[EXERCISE PROMPT]: Track down the lines that contain "Возраст" and copy them.

[RECORDS FOR THIS TASK start]

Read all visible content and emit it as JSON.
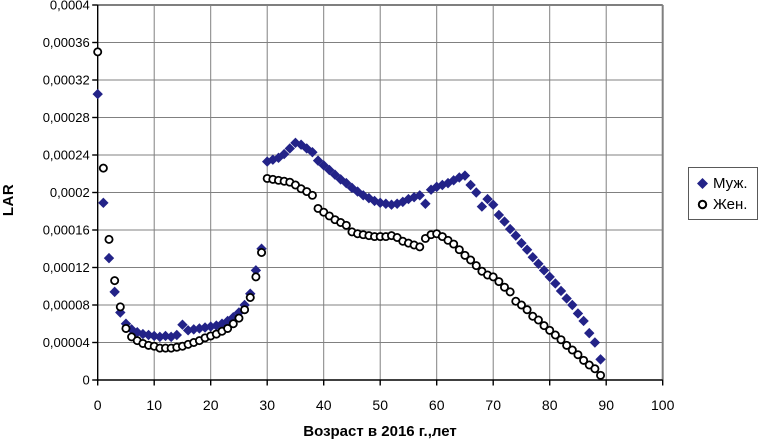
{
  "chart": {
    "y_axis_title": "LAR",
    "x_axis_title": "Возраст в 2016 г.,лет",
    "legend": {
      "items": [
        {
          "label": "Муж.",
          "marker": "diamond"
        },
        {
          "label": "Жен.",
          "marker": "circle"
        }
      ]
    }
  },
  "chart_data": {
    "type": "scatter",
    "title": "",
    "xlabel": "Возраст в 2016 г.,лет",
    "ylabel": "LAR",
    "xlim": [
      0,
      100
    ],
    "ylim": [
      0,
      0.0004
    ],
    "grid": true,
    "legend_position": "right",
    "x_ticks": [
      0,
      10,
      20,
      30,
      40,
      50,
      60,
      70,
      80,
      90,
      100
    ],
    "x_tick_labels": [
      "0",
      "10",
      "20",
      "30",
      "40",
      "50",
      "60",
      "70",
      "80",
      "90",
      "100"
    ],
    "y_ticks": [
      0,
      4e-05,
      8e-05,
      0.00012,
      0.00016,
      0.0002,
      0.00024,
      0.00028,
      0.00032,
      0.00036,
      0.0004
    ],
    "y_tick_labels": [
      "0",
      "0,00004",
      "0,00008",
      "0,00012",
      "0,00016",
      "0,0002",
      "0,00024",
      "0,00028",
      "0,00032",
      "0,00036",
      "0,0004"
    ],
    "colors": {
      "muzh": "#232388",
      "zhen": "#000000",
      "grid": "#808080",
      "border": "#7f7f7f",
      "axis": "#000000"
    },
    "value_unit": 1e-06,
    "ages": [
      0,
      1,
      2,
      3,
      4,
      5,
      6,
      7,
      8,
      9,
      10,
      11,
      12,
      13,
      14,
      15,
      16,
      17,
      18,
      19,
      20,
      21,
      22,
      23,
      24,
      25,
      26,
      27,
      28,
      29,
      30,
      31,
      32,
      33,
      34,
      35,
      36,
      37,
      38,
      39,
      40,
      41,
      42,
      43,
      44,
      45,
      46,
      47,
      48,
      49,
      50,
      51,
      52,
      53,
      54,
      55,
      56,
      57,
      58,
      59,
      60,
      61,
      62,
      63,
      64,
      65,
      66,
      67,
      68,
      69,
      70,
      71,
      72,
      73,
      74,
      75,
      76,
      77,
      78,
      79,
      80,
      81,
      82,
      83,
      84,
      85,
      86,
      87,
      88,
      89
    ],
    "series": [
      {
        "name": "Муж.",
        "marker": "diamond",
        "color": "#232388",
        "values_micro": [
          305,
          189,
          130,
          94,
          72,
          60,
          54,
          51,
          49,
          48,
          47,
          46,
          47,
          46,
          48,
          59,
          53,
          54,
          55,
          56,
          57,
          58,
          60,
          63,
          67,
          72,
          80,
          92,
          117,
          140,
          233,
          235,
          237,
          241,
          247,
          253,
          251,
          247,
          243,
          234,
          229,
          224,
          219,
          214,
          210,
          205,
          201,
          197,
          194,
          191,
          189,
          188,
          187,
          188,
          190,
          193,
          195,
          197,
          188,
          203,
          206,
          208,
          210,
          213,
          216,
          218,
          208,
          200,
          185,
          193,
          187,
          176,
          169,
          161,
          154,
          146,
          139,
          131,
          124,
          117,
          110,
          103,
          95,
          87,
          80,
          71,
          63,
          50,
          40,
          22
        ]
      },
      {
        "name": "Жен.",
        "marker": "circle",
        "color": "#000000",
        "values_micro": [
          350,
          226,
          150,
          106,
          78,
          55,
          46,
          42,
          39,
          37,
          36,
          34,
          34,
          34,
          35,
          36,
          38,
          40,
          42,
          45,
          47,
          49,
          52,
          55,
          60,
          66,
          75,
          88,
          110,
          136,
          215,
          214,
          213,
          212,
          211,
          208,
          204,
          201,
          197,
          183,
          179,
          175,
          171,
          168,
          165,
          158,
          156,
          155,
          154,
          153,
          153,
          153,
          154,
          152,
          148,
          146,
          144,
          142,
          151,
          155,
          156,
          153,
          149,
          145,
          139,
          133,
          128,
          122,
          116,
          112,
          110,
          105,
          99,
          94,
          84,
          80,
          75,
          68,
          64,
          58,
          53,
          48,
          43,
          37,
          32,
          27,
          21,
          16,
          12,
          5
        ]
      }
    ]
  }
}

[RECORDS FOR THIS TASK end]

[PROBLEM SOLUTION]:
    "x_axis_title": "Возраст в 2016 г.,лет",
    "xlabel": "Возраст в 2016 г.,лет",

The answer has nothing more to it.